▶ What is needed
Scan the listing below. Report each line that includes "will".

▶ Data
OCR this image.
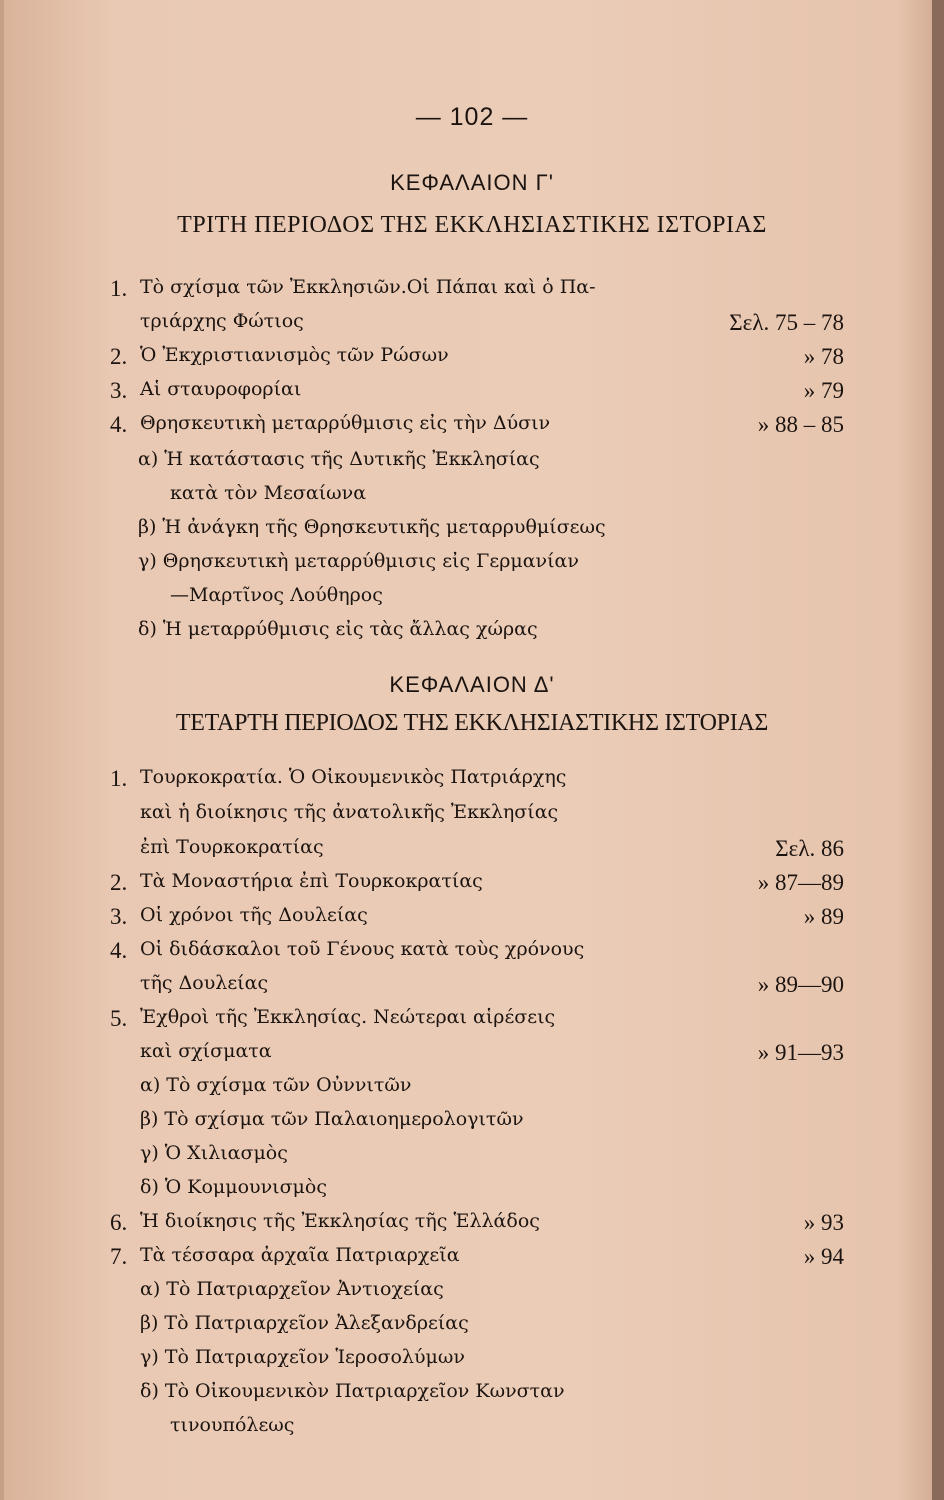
— 102 —
ΚΕΦΑΛΑΙΟΝ Γ'
ΤΡΙΤΗ ΠΕΡΙΟΔΟΣ ΤΗΣ ΕΚΚΛΗΣΙΑΣΤΙΚΗΣ ΙΣΤΟΡΙΑΣ
1. Τὸ σχίσμα τῶν Ἐκκλησιῶν.Οἱ Πάπαι καὶ ὁ Πα-
τριάρχης Φώτιος	Σελ. 75 – 78
2. Ὁ Ἐκχριστιανισμὸς τῶν Ρώσων	» 78
3. Αἱ σταυροφορίαι	» 79
4. Θρησκευτικὴ μεταρρύθμισις εἰς τὴν Δύσιν	» 88 – 85
α) Ἡ κατάστασις τῆς Δυτικῆς Ἐκκλησίας
κατὰ τὸν Μεσαίωνα
β) Ἡ ἀνάγκη τῆς Θρησκευτικῆς μεταρρυθμίσεως
γ) Θρησκευτικὴ μεταρρύθμισις εἰς Γερμανίαν
—Μαρτῖνος Λούθηρος
δ) Ἡ μεταρρύθμισις εἰς τὰς ἄλλας χώρας
ΚΕΦΑΛΑΙΟΝ Δ'
ΤΕΤΑΡΤΗ ΠΕΡΙΟΔΟΣ ΤΗΣ ΕΚΚΛΗΣΙΑΣΤΙΚΗΣ ΙΣΤΟΡΙΑΣ
1. Τουρκοκρατία. Ὁ Οἰκουμενικὸς Πατριάρχης
καὶ ἡ διοίκησις τῆς ἀνατολικῆς Ἐκκλησίας
ἐπὶ Τουρκοκρατίας	Σελ. 86
2. Τὰ Μοναστήρια ἐπὶ Τουρκοκρατίας	» 87—89
3. Οἱ χρόνοι τῆς Δουλείας	» 89
4. Οἱ διδάσκαλοι τοῦ Γένους κατὰ τοὺς χρόνους
τῆς Δουλείας	» 89—90
5. Ἐχθροὶ τῆς Ἐκκλησίας. Νεώτεραι αἱρέσεις
καὶ σχίσματα	» 91—93
α) Τὸ σχίσμα τῶν Οὐννιτῶν
β) Τὸ σχίσμα τῶν Παλαιοημερολογιτῶν
γ) Ὁ Χιλιασμὸς
δ) Ὁ Κομμουνισμὸς
6. Ἡ διοίκησις τῆς Ἐκκλησίας τῆς Ἑλλάδος	» 93
7. Τὰ τέσσαρα ἀρχαῖα Πατριαρχεῖα	» 94
α) Τὸ Πατριαρχεῖον Ἀντιοχείας
β) Τὸ Πατριαρχεῖον Ἀλεξανδρείας
γ) Τὸ Πατριαρχεῖον Ἱεροσολύμων
δ) Τὸ Οἰκουμενικὸν Πατριαρχεῖον Κωνσταν
τινουπόλεως
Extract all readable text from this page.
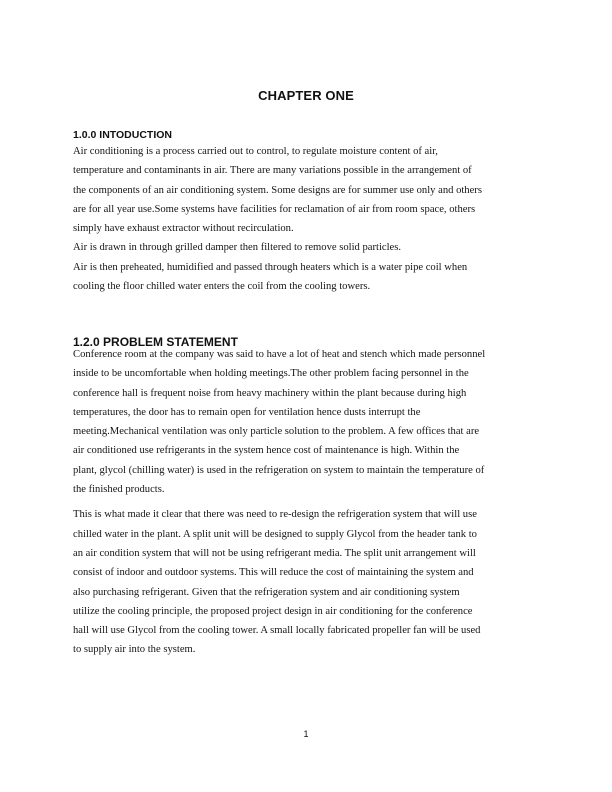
CHAPTER ONE
1.0.0 INTODUCTION

Air conditioning is a process carried out to control, to regulate moisture content of air,

temperature and contaminants in air. There are many variations possible in the arrangement of

the components of an air conditioning system. Some designs are for summer use only and others

are for all year use.Some systems have facilities for reclamation of air from room space, others

simply have exhaust extractor without recirculation.

Air is drawn in through grilled damper then filtered to remove solid particles.

Air is then preheated, humidified and passed through heaters which is a water pipe coil when

cooling the floor chilled water enters the coil from the cooling towers.

1.2.0 PROBLEM STATEMENT

Conference room at the company was said to have a lot of heat and stench which made personnel

inside to be uncomfortable when holding meetings.The other problem facing personnel in the

conference hall is frequent noise from heavy machinery within the plant because during high

temperatures, the door has to remain open for ventilation hence dusts interrupt the

meeting.Mechanical ventilation was only particle solution to the problem. A few offices that are

air conditioned use refrigerants in the system hence cost of maintenance is high. Within the

plant, glycol (chilling water) is used in the refrigeration on system to maintain the temperature of

the finished products.

This is what made it clear that there was need to re-design the refrigeration system that will use

chilled water in the plant. A split unit will be designed to supply Glycol from the header tank to

an air condition system that will not be using refrigerant media. The split unit arrangement will

consist of indoor and outdoor systems. This will reduce the cost of maintaining the system and

also purchasing refrigerant. Given that the refrigeration system and air conditioning system

utilize the cooling principle, the proposed project design in air conditioning for the conference

hall will use Glycol from the cooling tower. A small locally fabricated propeller fan will be used

to supply air into the system.

1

▶ Correct result
This is what made it clear that there was need to re-design the refrigeration system that will use
chilled water in the plant. A split unit will be designed to supply Glycol from the header tank to
an air condition system that will not be using refrigerant media. The split unit arrangement will
consist of indoor and outdoor systems. This will reduce the cost of maintaining the system and
hall will use Glycol from the cooling tower. A small locally fabricated propeller fan will be used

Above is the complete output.